→ Task
Render the records as a JSON list of strings, one per line and skipping blank lines, beginning with the first line and ending after the line that contains "x-tick-label: Audio xyxy=(131,446,174,458)".

→ Task data
»»

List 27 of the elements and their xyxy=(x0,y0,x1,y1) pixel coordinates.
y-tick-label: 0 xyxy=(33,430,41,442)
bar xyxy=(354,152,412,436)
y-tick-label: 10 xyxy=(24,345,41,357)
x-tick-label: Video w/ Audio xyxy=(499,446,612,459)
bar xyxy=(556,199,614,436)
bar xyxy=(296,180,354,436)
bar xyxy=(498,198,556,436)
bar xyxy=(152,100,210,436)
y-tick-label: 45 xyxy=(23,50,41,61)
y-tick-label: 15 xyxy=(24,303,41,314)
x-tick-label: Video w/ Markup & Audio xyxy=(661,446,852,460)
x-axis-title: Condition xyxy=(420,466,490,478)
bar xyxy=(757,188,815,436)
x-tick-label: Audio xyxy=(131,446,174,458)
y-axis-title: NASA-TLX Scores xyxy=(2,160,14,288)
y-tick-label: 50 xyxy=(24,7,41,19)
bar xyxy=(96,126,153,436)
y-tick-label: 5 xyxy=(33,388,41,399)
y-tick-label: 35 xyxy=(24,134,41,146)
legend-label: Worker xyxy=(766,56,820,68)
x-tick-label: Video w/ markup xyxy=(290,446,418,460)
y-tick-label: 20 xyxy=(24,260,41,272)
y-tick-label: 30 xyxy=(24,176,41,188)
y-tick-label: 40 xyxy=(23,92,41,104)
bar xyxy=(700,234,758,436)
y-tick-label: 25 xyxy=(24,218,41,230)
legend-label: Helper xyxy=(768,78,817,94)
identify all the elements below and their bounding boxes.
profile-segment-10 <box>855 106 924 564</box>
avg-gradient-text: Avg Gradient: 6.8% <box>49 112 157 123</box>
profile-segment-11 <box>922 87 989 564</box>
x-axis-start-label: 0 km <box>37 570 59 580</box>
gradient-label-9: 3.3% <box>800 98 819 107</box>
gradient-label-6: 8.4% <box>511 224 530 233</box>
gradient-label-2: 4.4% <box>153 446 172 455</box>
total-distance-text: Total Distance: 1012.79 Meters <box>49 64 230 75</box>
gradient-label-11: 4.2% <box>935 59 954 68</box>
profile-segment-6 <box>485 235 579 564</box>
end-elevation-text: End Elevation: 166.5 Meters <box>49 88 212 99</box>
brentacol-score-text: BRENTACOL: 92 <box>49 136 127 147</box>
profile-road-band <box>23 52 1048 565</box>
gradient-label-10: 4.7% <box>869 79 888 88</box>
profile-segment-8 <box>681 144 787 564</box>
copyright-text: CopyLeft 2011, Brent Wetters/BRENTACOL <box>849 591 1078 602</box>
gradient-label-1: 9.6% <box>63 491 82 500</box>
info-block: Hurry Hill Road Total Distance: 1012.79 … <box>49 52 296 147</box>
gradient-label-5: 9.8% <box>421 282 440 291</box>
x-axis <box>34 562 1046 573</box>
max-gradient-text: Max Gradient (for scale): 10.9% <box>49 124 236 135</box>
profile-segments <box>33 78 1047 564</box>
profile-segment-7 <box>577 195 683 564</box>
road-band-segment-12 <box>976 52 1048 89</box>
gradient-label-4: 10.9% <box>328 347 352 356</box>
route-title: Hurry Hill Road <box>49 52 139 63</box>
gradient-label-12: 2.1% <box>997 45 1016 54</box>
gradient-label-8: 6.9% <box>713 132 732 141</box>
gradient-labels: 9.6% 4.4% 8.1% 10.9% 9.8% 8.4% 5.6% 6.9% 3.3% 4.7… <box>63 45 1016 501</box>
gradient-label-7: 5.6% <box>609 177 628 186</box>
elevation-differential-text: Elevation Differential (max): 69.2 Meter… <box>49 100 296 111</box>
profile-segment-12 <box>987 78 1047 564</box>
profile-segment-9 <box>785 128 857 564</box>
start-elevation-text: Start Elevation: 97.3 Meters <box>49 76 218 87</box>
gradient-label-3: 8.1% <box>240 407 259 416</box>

««

→ Result of this task
[
  "List 27 of the elements and their xyxy=(x0,y0,x1,y1) pixel coordinates.",
  "y-tick-label: 0 xyxy=(33,430,41,442)",
  "bar xyxy=(354,152,412,436)",
  "y-tick-label: 10 xyxy=(24,345,41,357)",
  "x-tick-label: Video w/ Audio xyxy=(499,446,612,459)",
  "bar xyxy=(556,199,614,436)",
  "bar xyxy=(296,180,354,436)",
  "bar xyxy=(498,198,556,436)",
  "bar xyxy=(152,100,210,436)",
  "y-tick-label: 45 xyxy=(23,50,41,61)",
  "y-tick-label: 15 xyxy=(24,303,41,314)",
  "x-tick-label: Video w/ Markup & Audio xyxy=(661,446,852,460)",
  "x-axis-title: Condition xyxy=(420,466,490,478)",
  "bar xyxy=(757,188,815,436)",
  "x-tick-label: Audio xyxy=(131,446,174,458)"
]